## Directions
Repeat the listing exactly as given, omitting every image.

Stored items:
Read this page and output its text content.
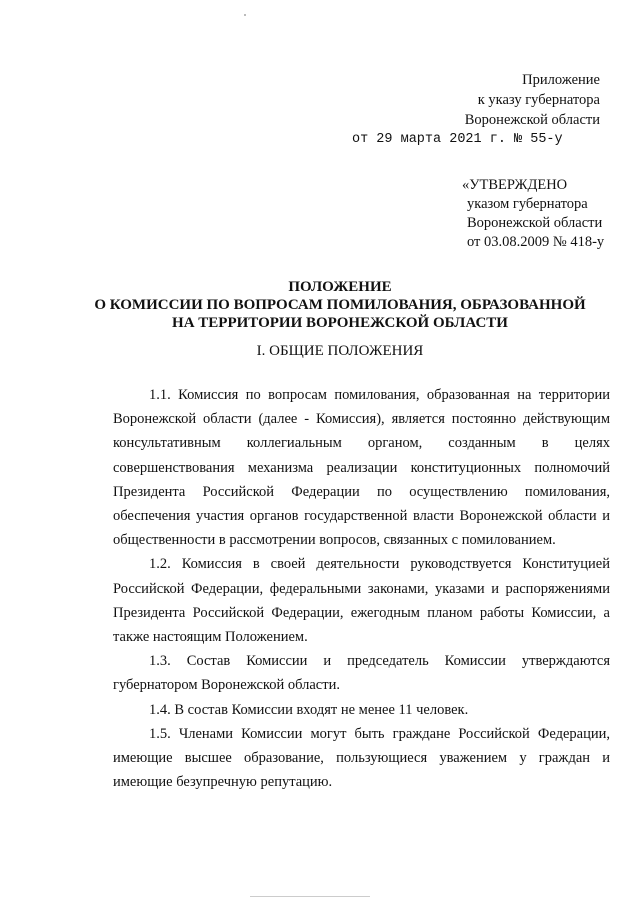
Приложение
к указу губернатора
Воронежской области
от 29 марта 2021 г. № 55-у
«УТВЕРЖДЕНО
указом губернатора
Воронежской области
от 03.08.2009 № 418-у
ПОЛОЖЕНИЕ
О КОМИССИИ ПО ВОПРОСАМ ПОМИЛОВАНИЯ, ОБРАЗОВАННОЙ
НА ТЕРРИТОРИИ ВОРОНЕЖСКОЙ ОБЛАСТИ
I. ОБЩИЕ ПОЛОЖЕНИЯ

1.1. Комиссия по вопросам помилования, образованная на территории Воронежской области (далее - Комиссия), является постоянно действующим консультативным коллегиальным органом, созданным в целях совершенствования механизма реализации конституционных полномочий Президента Российской Федерации по осуществлению помилования, обеспечения участия органов государственной власти Воронежской области и общественности в рассмотрении вопросов, связанных с помилованием.

1.2. Комиссия в своей деятельности руководствуется Конституцией Российской Федерации, федеральными законами, указами и распоряжениями Президента Российской Федерации, ежегодным планом работы Комиссии, а также настоящим Положением.

1.3. Состав Комиссии и председатель Комиссии утверждаются губернатором Воронежской области.

1.4. В состав Комиссии входят не менее 11 человек.

1.5. Членами Комиссии могут быть граждане Российской Федерации, имеющие высшее образование, пользующиеся уважением у граждан и имеющие безупречную репутацию.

## Task answer
Read this page and output its text content.
Приложение
к указу губернатора
Воронежской области
от 29 марта 2021 г. № 55-у
«УТВЕРЖДЕНО
указом губернатора
Воронежской области
от 03.08.2009 № 418-у
ПОЛОЖЕНИЕ
О КОМИССИИ ПО ВОПРОСАМ ПОМИЛОВАНИЯ, ОБРАЗОВАННОЙ
НА ТЕРРИТОРИИ ВОРОНЕЖСКОЙ ОБЛАСТИ
I. ОБЩИЕ ПОЛОЖЕНИЯ

1.1. Комиссия по вопросам помилования, образованная на территории Воронежской области (далее - Комиссия), является постоянно действующим консультативным коллегиальным органом, созданным в целях совершенствования механизма реализации конституционных полномочий Президента Российской Федерации по осуществлению помилования, обеспечения участия органов государственной власти Воронежской области и общественности в рассмотрении вопросов, связанных с помилованием.

1.2. Комиссия в своей деятельности руководствуется Конституцией Российской Федерации, федеральными законами, указами и распоряжениями Президента Российской Федерации, ежегодным планом работы Комиссии, а также настоящим Положением.

1.3. Состав Комиссии и председатель Комиссии утверждаются губернатором Воронежской области.

1.4. В состав Комиссии входят не менее 11 человек.

1.5. Членами Комиссии могут быть граждане Российской Федерации, имеющие высшее образование, пользующиеся уважением у граждан и имеющие безупречную репутацию.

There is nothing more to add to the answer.